Start

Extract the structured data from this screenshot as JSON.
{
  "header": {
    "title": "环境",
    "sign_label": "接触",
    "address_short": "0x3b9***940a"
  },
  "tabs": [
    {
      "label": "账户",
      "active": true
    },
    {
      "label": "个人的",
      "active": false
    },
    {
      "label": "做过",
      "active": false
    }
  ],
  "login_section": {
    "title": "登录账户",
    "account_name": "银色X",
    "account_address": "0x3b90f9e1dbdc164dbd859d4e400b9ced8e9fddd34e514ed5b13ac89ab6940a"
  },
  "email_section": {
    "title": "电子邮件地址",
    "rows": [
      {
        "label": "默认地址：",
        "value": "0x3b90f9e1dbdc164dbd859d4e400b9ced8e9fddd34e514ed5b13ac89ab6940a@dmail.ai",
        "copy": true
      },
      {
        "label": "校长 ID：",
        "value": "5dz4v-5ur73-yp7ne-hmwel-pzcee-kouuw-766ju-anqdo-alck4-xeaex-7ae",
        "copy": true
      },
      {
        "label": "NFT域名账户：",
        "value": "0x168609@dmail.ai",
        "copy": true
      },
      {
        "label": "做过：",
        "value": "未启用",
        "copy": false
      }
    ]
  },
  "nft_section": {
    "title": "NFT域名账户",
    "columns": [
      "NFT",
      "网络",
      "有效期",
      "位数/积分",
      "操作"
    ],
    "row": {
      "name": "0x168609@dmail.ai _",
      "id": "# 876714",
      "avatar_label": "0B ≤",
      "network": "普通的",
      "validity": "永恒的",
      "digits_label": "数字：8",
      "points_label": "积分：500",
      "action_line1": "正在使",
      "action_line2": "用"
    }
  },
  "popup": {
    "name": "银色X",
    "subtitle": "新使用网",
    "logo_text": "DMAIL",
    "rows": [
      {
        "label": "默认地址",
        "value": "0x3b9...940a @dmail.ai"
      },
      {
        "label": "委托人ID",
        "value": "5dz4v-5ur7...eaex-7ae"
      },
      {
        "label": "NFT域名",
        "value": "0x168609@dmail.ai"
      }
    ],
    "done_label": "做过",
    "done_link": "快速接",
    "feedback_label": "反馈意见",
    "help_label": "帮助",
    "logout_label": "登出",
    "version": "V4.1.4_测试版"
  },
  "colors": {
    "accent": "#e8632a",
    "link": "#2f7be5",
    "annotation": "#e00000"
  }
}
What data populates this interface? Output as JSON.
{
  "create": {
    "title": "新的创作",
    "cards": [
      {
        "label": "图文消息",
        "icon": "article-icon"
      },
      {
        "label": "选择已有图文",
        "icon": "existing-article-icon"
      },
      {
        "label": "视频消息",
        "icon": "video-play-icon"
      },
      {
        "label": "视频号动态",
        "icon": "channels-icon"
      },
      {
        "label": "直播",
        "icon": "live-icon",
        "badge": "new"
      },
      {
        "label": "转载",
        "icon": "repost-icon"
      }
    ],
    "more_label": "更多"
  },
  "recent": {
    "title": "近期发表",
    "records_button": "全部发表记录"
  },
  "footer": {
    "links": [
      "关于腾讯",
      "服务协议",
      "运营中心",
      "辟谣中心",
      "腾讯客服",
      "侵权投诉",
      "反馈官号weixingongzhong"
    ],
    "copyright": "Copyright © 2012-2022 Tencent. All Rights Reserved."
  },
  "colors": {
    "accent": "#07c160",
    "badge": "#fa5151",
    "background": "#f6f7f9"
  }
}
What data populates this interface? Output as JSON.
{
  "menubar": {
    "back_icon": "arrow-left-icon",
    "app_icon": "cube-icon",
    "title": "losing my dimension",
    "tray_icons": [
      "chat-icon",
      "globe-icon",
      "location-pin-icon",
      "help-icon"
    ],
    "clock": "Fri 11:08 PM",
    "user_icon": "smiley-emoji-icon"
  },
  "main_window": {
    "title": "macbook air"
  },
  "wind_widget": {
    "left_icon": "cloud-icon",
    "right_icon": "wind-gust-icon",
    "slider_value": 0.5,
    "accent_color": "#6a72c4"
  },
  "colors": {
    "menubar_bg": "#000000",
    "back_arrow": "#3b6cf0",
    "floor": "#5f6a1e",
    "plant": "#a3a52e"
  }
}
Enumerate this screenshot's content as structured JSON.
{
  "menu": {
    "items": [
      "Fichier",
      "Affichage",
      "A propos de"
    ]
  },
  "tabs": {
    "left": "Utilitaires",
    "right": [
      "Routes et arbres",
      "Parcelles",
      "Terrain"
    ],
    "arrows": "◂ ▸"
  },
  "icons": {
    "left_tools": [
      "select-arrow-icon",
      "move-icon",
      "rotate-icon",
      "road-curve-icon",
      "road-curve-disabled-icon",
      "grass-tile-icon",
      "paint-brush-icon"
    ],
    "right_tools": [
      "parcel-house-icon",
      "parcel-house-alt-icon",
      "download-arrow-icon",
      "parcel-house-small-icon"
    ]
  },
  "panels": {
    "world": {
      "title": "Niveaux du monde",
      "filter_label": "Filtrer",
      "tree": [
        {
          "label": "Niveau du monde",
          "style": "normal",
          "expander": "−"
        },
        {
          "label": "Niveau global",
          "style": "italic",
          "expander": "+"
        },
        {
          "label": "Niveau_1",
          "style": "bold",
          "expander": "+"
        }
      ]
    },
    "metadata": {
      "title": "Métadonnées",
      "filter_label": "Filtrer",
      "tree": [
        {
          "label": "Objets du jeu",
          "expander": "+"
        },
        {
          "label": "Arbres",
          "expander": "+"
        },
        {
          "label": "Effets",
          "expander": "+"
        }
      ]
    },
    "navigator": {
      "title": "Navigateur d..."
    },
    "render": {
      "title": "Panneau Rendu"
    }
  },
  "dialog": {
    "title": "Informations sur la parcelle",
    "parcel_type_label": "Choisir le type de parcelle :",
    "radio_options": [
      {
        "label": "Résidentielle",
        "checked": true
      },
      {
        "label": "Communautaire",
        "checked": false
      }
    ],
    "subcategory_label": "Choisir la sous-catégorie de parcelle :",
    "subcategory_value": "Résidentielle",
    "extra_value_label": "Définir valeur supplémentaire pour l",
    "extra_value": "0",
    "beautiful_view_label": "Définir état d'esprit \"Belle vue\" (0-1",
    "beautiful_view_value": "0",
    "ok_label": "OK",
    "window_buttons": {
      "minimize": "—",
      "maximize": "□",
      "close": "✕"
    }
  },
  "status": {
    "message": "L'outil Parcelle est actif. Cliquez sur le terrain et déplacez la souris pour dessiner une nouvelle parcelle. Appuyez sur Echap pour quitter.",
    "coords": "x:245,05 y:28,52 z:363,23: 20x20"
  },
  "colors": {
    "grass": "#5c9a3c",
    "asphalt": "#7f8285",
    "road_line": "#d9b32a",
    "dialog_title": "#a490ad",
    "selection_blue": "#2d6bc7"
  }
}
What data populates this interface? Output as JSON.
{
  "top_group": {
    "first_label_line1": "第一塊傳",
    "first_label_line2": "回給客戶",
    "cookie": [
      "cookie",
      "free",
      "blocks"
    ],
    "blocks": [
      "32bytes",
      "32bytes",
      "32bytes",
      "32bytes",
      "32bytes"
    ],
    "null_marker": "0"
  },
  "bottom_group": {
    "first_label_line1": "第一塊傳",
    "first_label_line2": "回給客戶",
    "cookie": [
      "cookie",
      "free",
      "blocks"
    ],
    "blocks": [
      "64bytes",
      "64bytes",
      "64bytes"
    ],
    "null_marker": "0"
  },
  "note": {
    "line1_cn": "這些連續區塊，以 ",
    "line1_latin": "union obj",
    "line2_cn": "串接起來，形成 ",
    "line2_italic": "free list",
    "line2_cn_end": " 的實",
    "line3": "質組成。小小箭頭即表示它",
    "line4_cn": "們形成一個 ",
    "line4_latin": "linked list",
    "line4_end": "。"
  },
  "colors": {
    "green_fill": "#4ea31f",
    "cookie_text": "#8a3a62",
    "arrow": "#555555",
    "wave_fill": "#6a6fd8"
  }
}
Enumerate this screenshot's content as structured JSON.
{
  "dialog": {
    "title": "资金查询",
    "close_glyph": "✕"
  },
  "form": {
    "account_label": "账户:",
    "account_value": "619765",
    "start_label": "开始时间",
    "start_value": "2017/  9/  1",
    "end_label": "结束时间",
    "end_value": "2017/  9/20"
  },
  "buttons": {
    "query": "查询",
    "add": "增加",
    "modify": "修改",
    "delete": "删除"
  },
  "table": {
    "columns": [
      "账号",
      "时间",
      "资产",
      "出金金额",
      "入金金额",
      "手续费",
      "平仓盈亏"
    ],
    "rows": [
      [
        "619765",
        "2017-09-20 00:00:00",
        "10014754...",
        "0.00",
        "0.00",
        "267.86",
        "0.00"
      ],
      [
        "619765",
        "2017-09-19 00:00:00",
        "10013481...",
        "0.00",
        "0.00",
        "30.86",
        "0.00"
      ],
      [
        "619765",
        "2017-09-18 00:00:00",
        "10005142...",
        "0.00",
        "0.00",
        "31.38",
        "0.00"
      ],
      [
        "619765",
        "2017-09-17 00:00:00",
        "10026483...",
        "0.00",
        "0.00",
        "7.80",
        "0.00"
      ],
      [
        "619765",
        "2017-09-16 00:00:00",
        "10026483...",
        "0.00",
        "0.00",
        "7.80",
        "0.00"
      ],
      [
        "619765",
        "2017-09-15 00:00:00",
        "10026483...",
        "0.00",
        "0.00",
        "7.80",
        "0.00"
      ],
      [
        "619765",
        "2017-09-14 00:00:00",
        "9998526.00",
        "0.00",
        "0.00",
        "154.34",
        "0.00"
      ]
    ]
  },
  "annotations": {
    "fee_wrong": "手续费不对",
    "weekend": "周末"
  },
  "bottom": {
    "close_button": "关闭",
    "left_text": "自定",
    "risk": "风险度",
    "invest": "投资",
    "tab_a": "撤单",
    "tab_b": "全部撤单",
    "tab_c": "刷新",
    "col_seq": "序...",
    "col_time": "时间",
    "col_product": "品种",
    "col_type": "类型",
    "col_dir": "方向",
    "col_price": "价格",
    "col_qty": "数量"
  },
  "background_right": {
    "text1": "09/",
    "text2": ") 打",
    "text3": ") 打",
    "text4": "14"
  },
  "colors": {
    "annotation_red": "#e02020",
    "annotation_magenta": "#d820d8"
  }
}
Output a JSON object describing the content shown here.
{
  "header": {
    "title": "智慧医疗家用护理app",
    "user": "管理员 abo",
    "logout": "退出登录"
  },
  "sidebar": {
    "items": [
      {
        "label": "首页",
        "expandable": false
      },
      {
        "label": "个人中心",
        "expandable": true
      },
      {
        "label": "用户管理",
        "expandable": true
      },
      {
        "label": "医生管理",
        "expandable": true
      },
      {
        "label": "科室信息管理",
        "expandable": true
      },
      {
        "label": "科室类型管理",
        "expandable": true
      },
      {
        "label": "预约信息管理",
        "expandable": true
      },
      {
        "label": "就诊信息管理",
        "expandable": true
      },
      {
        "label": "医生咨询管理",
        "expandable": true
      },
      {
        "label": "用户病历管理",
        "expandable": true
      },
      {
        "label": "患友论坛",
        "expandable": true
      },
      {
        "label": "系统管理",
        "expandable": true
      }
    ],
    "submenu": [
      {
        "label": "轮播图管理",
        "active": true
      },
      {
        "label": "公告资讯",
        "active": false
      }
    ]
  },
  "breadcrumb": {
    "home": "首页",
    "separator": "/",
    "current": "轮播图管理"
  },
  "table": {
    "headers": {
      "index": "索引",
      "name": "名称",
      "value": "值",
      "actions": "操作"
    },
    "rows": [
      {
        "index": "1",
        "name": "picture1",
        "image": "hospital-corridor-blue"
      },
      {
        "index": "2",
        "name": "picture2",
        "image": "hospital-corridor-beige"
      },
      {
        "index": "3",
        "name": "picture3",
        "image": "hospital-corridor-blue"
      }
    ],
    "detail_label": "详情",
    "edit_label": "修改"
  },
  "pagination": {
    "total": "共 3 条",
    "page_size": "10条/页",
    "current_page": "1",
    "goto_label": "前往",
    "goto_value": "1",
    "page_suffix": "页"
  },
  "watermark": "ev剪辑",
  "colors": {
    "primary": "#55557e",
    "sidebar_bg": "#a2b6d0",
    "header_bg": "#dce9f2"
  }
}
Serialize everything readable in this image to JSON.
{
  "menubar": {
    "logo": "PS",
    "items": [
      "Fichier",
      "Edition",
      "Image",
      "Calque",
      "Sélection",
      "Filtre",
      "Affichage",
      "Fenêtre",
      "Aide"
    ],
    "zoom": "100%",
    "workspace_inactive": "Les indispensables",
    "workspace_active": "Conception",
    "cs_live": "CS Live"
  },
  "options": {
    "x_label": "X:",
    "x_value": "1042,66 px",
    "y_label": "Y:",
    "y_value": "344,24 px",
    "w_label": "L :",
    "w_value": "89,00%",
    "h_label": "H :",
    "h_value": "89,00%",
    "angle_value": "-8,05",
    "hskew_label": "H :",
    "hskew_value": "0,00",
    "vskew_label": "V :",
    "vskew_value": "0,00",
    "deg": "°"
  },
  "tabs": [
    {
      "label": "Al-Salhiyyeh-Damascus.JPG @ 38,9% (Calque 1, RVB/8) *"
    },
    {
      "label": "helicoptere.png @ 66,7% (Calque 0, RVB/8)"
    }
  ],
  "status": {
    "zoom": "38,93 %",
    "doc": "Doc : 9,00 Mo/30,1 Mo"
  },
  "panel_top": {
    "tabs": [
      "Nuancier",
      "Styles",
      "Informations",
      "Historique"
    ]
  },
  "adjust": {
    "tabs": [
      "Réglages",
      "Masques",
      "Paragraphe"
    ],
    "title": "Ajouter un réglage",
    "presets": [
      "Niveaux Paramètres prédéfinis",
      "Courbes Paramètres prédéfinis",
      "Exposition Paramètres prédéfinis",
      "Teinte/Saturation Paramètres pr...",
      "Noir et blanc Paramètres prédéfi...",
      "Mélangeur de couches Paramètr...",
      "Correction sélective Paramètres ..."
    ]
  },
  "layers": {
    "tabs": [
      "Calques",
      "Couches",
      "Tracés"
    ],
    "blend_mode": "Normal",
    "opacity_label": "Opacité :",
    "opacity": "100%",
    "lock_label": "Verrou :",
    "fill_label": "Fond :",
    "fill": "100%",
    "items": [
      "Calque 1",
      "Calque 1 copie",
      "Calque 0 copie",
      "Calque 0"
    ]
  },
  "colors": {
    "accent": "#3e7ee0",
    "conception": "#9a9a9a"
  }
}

End

**DIRECTION:** Only lines with "article" are wanted here; list each of them.

**RESULT FOR THIS TASK:**
        "icon": "article-icon"
        "icon": "existing-article-icon"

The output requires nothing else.